**Given exercise:**
Please list every place name that appears in the passage on Mary of Egypt below.

**Passage:**
--

Our venerable mother Mary of Egypt was a desert ascetic who repented of a life of prostitution. She lived during the sixth century, and passed away in a remarkable manner in 522. The Church celebrates her feast day on the day of her repose, April 1; additionally, she is commemorated on the Sunday of St. Mary of Egypt, the fifth Sunday in Great Lent.

She began her life as a young woman who followed the passions of the body, running away from her parents at age twelve for Alexandria. There she lived as a harlot for seventeen years, refusing money from the men that she copulated with, instead living by begging and spinning flax.

One day, however, she met a group of young men heading toward the sea to sail to Jerusalem for the veneration of the Holy Cross. Mary went along for the ride, seducing the men as they traveled for the fun of it. But when the group reached Jerusalem and actually went towards the church, Mary was prohibited from entering by an unseen force. After three such attempts, she remained outside on the church patio, where she looked up and saw an icon of the Theotokos. She began to weep and prayed with all her might that the Theotokos might allow her to see the True Cross; afterwards, she promised, she would renounce her worldly desires and go wherever the Theotokos may lead her.

--

**Supplied entries:**
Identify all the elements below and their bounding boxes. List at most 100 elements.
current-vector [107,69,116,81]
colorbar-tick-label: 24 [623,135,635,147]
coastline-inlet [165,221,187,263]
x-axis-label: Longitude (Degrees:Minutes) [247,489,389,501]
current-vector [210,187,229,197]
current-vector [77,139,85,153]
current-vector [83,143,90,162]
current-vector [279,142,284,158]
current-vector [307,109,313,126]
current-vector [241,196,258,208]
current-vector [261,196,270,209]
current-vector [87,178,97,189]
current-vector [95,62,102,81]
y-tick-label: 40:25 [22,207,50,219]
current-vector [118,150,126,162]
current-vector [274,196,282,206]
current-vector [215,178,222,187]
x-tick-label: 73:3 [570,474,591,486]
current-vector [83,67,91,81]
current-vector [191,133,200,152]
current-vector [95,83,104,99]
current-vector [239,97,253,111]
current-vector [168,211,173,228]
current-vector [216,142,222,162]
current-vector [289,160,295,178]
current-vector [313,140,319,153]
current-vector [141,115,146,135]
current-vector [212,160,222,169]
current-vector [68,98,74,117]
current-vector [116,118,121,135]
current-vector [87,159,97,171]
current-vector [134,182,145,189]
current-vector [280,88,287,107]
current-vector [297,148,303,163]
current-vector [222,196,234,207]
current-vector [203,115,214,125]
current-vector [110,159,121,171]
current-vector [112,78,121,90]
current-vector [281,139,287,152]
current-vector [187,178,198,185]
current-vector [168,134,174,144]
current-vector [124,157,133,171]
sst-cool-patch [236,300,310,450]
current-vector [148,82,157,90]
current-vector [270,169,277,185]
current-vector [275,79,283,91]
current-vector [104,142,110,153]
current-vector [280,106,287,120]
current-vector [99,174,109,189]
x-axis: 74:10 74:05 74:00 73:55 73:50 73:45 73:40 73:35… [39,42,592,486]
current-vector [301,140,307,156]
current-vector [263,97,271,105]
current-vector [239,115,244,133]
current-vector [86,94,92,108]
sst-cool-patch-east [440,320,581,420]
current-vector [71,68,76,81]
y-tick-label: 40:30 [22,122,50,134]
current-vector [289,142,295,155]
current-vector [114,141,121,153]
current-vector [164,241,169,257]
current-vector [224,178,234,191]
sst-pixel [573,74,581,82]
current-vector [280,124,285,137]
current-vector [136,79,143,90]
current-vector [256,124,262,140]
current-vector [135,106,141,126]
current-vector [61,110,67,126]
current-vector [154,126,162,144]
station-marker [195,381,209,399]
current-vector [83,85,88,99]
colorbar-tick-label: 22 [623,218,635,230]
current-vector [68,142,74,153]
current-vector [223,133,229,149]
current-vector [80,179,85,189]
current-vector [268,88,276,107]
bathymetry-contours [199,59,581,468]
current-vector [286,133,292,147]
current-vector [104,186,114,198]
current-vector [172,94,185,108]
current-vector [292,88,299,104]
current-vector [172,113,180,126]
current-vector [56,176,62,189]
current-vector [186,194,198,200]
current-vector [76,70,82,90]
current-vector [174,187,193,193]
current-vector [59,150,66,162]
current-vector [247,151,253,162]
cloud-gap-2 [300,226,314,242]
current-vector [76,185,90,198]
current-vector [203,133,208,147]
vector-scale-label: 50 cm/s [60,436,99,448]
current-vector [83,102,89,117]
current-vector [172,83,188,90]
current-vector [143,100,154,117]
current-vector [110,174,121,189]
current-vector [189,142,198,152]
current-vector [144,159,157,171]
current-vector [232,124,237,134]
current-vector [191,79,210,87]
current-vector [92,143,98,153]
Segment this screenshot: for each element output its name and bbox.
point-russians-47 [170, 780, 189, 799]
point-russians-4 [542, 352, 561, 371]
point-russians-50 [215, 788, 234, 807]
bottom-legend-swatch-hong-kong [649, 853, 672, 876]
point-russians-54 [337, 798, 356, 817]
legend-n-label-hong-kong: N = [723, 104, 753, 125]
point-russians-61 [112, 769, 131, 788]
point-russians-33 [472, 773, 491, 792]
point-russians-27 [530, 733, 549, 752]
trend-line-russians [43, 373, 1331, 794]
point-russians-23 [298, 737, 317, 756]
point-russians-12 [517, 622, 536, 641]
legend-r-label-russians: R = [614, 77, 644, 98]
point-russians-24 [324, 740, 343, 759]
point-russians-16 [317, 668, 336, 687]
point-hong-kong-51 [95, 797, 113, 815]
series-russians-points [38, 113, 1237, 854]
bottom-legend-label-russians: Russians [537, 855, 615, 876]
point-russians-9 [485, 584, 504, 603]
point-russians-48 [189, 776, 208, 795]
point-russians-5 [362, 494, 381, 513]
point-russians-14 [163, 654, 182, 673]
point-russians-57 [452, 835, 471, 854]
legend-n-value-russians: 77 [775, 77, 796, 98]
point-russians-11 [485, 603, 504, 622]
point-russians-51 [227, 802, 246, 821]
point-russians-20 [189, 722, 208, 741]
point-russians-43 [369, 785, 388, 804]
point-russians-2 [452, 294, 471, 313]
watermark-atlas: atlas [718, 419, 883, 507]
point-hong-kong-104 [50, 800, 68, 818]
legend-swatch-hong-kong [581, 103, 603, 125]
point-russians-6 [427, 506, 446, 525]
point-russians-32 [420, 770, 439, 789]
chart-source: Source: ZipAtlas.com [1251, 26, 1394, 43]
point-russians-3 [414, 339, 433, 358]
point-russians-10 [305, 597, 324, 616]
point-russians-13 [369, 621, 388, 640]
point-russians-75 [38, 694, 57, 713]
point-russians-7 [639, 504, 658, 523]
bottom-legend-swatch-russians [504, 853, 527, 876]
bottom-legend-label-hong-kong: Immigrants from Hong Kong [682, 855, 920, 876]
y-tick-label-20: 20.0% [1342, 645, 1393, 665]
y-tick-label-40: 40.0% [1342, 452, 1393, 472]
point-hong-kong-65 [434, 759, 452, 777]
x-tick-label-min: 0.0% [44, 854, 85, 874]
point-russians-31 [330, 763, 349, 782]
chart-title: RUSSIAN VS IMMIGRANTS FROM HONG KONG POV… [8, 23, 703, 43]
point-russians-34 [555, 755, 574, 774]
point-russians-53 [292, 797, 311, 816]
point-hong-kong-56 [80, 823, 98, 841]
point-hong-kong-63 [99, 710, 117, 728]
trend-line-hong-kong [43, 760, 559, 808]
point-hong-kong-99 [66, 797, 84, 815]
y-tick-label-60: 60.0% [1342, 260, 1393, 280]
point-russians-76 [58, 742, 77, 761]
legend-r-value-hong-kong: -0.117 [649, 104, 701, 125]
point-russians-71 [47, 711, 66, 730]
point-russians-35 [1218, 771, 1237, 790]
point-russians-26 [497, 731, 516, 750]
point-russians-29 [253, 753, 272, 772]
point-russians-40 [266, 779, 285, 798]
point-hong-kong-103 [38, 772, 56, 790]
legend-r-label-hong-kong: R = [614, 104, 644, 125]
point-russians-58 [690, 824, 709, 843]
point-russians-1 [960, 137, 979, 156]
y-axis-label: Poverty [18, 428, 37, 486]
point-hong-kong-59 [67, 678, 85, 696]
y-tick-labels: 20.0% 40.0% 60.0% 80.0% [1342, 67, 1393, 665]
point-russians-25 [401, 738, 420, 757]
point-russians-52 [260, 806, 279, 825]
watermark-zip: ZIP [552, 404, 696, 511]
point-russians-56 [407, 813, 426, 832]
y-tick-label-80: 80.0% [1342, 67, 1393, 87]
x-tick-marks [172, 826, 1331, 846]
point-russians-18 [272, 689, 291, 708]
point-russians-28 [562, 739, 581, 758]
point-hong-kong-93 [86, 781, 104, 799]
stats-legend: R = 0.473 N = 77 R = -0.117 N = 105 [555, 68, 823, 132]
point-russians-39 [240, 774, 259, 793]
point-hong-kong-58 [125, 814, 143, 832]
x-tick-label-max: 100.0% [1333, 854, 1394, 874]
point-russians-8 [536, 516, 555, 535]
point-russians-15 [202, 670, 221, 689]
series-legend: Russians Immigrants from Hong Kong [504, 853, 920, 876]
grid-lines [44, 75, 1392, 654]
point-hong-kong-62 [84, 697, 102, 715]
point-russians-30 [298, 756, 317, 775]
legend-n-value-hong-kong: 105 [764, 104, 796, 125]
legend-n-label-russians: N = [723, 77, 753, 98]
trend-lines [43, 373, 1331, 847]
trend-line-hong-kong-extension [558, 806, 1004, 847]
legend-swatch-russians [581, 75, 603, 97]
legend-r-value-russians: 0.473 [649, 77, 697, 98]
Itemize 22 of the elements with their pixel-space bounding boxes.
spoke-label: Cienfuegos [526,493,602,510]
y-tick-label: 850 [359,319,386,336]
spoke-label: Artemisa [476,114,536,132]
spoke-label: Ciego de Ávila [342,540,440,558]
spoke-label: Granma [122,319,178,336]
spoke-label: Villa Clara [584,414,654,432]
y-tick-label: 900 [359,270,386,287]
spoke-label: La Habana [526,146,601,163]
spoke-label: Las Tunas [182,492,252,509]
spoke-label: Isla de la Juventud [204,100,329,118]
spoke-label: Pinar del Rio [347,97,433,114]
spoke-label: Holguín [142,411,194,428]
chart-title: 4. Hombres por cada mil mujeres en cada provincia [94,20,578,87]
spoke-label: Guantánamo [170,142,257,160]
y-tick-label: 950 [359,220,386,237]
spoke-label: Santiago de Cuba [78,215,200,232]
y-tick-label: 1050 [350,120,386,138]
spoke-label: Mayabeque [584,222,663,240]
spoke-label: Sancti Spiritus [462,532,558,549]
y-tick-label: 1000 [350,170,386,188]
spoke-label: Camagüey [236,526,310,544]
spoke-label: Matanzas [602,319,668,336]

--

**Solution to this task:**
Egypt, Alexandria, Jerusalem